» Dataset excerpts
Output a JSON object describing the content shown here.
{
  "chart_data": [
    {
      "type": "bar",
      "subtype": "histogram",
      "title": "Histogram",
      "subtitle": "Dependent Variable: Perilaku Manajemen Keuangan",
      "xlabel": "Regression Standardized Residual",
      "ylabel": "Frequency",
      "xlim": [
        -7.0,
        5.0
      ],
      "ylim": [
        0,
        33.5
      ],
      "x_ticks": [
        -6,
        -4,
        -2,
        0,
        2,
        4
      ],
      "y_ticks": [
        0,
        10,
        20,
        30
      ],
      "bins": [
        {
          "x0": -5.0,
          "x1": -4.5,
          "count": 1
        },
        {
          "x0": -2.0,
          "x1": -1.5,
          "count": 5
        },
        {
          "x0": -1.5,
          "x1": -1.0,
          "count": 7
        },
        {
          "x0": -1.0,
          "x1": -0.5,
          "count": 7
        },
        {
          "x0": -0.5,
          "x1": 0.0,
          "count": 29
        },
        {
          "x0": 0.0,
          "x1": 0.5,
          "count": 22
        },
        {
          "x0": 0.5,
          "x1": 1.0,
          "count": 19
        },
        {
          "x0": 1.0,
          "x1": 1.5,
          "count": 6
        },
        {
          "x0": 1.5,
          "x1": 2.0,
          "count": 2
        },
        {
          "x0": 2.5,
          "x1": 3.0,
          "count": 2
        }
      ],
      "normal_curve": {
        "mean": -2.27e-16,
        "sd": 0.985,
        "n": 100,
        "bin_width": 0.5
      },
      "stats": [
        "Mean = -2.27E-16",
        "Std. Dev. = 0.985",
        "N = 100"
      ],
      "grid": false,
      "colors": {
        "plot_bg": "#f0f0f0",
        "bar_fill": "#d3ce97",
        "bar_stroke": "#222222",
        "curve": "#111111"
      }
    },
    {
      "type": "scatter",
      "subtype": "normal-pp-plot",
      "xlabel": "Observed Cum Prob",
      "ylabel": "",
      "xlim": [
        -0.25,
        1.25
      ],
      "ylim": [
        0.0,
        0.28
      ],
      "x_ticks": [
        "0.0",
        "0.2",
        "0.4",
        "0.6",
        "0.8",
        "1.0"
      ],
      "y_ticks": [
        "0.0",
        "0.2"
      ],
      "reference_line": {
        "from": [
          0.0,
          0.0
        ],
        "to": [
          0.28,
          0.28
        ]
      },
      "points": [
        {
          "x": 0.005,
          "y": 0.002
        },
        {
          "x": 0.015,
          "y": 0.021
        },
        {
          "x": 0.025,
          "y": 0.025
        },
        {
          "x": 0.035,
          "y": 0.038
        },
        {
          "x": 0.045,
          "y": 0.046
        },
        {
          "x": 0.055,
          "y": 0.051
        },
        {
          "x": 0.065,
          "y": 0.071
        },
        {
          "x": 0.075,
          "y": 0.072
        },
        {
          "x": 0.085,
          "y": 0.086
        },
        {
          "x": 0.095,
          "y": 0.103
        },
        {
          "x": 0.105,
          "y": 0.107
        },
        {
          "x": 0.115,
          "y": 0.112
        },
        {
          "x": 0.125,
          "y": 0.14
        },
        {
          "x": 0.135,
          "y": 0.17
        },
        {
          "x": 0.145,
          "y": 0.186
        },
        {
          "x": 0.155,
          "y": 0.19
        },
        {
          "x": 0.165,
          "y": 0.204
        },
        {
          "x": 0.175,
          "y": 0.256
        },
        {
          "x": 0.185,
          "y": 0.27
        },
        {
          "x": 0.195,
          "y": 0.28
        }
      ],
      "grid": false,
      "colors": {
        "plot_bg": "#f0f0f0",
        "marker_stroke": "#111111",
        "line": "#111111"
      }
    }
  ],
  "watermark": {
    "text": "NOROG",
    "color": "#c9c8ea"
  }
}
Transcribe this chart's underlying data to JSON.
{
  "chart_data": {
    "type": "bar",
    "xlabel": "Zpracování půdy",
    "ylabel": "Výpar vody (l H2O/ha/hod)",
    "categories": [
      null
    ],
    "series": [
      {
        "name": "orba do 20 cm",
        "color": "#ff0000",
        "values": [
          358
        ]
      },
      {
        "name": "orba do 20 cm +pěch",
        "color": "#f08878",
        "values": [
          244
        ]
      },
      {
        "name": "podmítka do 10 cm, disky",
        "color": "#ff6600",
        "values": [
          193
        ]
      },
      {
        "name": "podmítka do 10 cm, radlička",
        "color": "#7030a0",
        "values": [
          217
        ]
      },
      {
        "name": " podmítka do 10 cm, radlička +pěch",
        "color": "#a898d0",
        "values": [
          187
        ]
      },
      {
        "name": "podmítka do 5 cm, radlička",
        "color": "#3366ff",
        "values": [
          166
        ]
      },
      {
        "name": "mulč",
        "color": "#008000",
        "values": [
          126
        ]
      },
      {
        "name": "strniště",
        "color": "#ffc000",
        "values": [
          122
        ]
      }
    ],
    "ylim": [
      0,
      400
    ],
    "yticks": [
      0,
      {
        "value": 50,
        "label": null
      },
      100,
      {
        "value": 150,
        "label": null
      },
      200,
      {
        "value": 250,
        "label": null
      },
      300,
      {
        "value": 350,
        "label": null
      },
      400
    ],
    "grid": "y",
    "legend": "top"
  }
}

» Work instructions
Copy all the records above precisely.

» The solution
Output a JSON object describing the content shown here.
{
  "chart_data": [
    {
      "type": "bar",
      "subtype": "histogram",
      "title": "Histogram",
      "subtitle": "Dependent Variable: Perilaku Manajemen Keuangan",
      "xlabel": "Regression Standardized Residual",
      "ylabel": "Frequency",
      "xlim": [
        -7.0,
        5.0
      ],
      "ylim": [
        0,
        33.5
      ],
      "x_ticks": [
        -6,
        -4,
        -2,
        0,
        2,
        4
      ],
      "y_ticks": [
        0,
        10,
        20,
        30
      ],
      "bins": [
        {
          "x0": -5.0,
          "x1": -4.5,
          "count": 1
        },
        {
          "x0": -2.0,
          "x1": -1.5,
          "count": 5
        },
        {
          "x0": -1.5,
          "x1": -1.0,
          "count": 7
        },
        {
          "x0": -1.0,
          "x1": -0.5,
          "count": 7
        },
        {
          "x0": -0.5,
          "x1": 0.0,
          "count": 29
        },
        {
          "x0": 0.0,
          "x1": 0.5,
          "count": 22
        },
        {
          "x0": 0.5,
          "x1": 1.0,
          "count": 19
        },
        {
          "x0": 1.0,
          "x1": 1.5,
          "count": 6
        },
        {
          "x0": 1.5,
          "x1": 2.0,
          "count": 2
        },
        {
          "x0": 2.5,
          "x1": 3.0,
          "count": 2
        }
      ],
      "normal_curve": {
        "mean": -2.27e-16,
        "sd": 0.985,
        "n": 100,
        "bin_width": 0.5
      },
      "stats": [
        "Mean = -2.27E-16",
        "Std. Dev. = 0.985",
        "N = 100"
      ],
      "grid": false,
      "colors": {
        "plot_bg": "#f0f0f0",
        "bar_fill": "#d3ce97",
        "bar_stroke": "#222222",
        "curve": "#111111"
      }
    },
    {
      "type": "scatter",
      "subtype": "normal-pp-plot",
      "xlabel": "Observed Cum Prob",
      "ylabel": "",
      "xlim": [
        -0.25,
        1.25
      ],
      "ylim": [
        0.0,
        0.28
      ],
      "x_ticks": [
        "0.0",
        "0.2",
        "0.4",
        "0.6",
        "0.8",
        "1.0"
      ],
      "y_ticks": [
        "0.0",
        "0.2"
      ],
      "reference_line": {
        "from": [
          0.0,
          0.0
        ],
        "to": [
          0.28,
          0.28
        ]
      },
      "points": [
        {
          "x": 0.005,
          "y": 0.002
        },
        {
          "x": 0.015,
          "y": 0.021
        },
        {
          "x": 0.025,
          "y": 0.025
        },
        {
          "x": 0.035,
          "y": 0.038
        },
        {
          "x": 0.045,
          "y": 0.046
        },
        {
          "x": 0.055,
          "y": 0.051
        },
        {
          "x": 0.065,
          "y": 0.071
        },
        {
          "x": 0.075,
          "y": 0.072
        },
        {
          "x": 0.085,
          "y": 0.086
        },
        {
          "x": 0.095,
          "y": 0.103
        },
        {
          "x": 0.105,
          "y": 0.107
        },
        {
          "x": 0.115,
          "y": 0.112
        },
        {
          "x": 0.125,
          "y": 0.14
        },
        {
          "x": 0.135,
          "y": 0.17
        },
        {
          "x": 0.145,
          "y": 0.186
        },
        {
          "x": 0.155,
          "y": 0.19
        },
        {
          "x": 0.165,
          "y": 0.204
        },
        {
          "x": 0.175,
          "y": 0.256
        },
        {
          "x": 0.185,
          "y": 0.27
        },
        {
          "x": 0.195,
          "y": 0.28
        }
      ],
      "grid": false,
      "colors": {
        "plot_bg": "#f0f0f0",
        "marker_stroke": "#111111",
        "line": "#111111"
      }
    }
  ],
  "watermark": {
    "text": "NOROG",
    "color": "#c9c8ea"
  }
}
Transcribe this chart's underlying data to JSON.
{
  "chart_data": {
    "type": "bar",
    "xlabel": "Zpracování půdy",
    "ylabel": "Výpar vody (l H2O/ha/hod)",
    "categories": [
      null
    ],
    "series": [
      {
        "name": "orba do 20 cm",
        "color": "#ff0000",
        "values": [
          358
        ]
      },
      {
        "name": "orba do 20 cm +pěch",
        "color": "#f08878",
        "values": [
          244
        ]
      },
      {
        "name": "podmítka do 10 cm, disky",
        "color": "#ff6600",
        "values": [
          193
        ]
      },
      {
        "name": "podmítka do 10 cm, radlička",
        "color": "#7030a0",
        "values": [
          217
        ]
      },
      {
        "name": " podmítka do 10 cm, radlička +pěch",
        "color": "#a898d0",
        "values": [
          187
        ]
      },
      {
        "name": "podmítka do 5 cm, radlička",
        "color": "#3366ff",
        "values": [
          166
        ]
      },
      {
        "name": "mulč",
        "color": "#008000",
        "values": [
          126
        ]
      },
      {
        "name": "strniště",
        "color": "#ffc000",
        "values": [
          122
        ]
      }
    ],
    "ylim": [
      0,
      400
    ],
    "yticks": [
      0,
      {
        "value": 50,
        "label": null
      },
      100,
      {
        "value": 150,
        "label": null
      },
      200,
      {
        "value": 250,
        "label": null
      },
      300,
      {
        "value": 350,
        "label": null
      },
      400
    ],
    "grid": "y",
    "legend": "top"
  }
}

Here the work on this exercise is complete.